• _Task directions_: Retype the whole listing below, character for character.

• _Material shown_:
↓

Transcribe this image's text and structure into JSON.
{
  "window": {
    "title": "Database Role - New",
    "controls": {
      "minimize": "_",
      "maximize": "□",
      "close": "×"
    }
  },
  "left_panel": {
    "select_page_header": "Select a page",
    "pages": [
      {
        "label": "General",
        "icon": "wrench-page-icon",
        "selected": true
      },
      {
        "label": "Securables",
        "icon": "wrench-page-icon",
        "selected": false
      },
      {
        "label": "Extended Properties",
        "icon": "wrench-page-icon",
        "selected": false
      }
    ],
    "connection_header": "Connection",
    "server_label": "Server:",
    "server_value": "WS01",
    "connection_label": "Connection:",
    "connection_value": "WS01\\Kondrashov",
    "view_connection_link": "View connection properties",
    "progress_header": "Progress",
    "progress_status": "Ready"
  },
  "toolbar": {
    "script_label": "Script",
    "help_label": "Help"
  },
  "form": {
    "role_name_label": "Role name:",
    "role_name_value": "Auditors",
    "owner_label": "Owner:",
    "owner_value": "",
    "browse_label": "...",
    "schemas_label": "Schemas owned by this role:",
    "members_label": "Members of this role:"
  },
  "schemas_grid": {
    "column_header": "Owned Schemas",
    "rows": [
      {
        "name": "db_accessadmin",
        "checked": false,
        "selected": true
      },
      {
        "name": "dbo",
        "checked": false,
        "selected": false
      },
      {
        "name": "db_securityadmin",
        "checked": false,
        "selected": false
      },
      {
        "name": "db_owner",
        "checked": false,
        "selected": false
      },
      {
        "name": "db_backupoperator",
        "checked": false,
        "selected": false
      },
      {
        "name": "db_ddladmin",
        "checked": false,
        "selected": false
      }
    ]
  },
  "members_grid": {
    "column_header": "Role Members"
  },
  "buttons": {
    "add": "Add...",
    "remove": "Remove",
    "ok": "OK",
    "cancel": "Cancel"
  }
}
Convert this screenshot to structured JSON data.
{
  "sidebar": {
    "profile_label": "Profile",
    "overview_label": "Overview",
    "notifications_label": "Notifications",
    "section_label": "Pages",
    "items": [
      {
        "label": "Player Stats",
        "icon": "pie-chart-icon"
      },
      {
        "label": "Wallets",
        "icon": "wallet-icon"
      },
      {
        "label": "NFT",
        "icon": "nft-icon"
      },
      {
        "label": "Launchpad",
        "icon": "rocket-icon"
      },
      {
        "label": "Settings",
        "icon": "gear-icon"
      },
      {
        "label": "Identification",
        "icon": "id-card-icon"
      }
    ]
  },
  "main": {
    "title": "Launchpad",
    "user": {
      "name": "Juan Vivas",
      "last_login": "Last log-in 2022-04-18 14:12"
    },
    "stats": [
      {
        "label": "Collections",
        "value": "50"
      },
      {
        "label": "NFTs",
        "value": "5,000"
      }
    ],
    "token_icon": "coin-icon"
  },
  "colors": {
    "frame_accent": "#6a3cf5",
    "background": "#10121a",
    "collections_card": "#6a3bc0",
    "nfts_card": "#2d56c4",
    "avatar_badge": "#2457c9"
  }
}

↑

• _Exercise result_:
Transcribe this image's text and structure into JSON.
{
  "window": {
    "title": "Database Role - New",
    "controls": {
      "minimize": "_",
      "maximize": "□",
      "close": "×"
    }
  },
  "left_panel": {
    "select_page_header": "Select a page",
    "pages": [
      {
        "label": "General",
        "icon": "wrench-page-icon",
        "selected": true
      },
      {
        "label": "Securables",
        "icon": "wrench-page-icon",
        "selected": false
      },
      {
        "label": "Extended Properties",
        "icon": "wrench-page-icon",
        "selected": false
      }
    ],
    "connection_header": "Connection",
    "server_label": "Server:",
    "server_value": "WS01",
    "connection_label": "Connection:",
    "connection_value": "WS01\\Kondrashov",
    "view_connection_link": "View connection properties",
    "progress_header": "Progress",
    "progress_status": "Ready"
  },
  "toolbar": {
    "script_label": "Script",
    "help_label": "Help"
  },
  "form": {
    "role_name_label": "Role name:",
    "role_name_value": "Auditors",
    "owner_label": "Owner:",
    "owner_value": "",
    "browse_label": "...",
    "schemas_label": "Schemas owned by this role:",
    "members_label": "Members of this role:"
  },
  "schemas_grid": {
    "column_header": "Owned Schemas",
    "rows": [
      {
        "name": "db_accessadmin",
        "checked": false,
        "selected": true
      },
      {
        "name": "dbo",
        "checked": false,
        "selected": false
      },
      {
        "name": "db_securityadmin",
        "checked": false,
        "selected": false
      },
      {
        "name": "db_owner",
        "checked": false,
        "selected": false
      },
      {
        "name": "db_backupoperator",
        "checked": false,
        "selected": false
      },
      {
        "name": "db_ddladmin",
        "checked": false,
        "selected": false
      }
    ]
  },
  "members_grid": {
    "column_header": "Role Members"
  },
  "buttons": {
    "add": "Add...",
    "remove": "Remove",
    "ok": "OK",
    "cancel": "Cancel"
  }
}
Convert this screenshot to structured JSON data.
{
  "sidebar": {
    "profile_label": "Profile",
    "overview_label": "Overview",
    "notifications_label": "Notifications",
    "section_label": "Pages",
    "items": [
      {
        "label": "Player Stats",
        "icon": "pie-chart-icon"
      },
      {
        "label": "Wallets",
        "icon": "wallet-icon"
      },
      {
        "label": "NFT",
        "icon": "nft-icon"
      },
      {
        "label": "Launchpad",
        "icon": "rocket-icon"
      },
      {
        "label": "Settings",
        "icon": "gear-icon"
      },
      {
        "label": "Identification",
        "icon": "id-card-icon"
      }
    ]
  },
  "main": {
    "title": "Launchpad",
    "user": {
      "name": "Juan Vivas",
      "last_login": "Last log-in 2022-04-18 14:12"
    },
    "stats": [
      {
        "label": "Collections",
        "value": "50"
      },
      {
        "label": "NFTs",
        "value": "5,000"
      }
    ],
    "token_icon": "coin-icon"
  },
  "colors": {
    "frame_accent": "#6a3cf5",
    "background": "#10121a",
    "collections_card": "#6a3bc0",
    "nfts_card": "#2d56c4",
    "avatar_badge": "#2457c9"
  }
}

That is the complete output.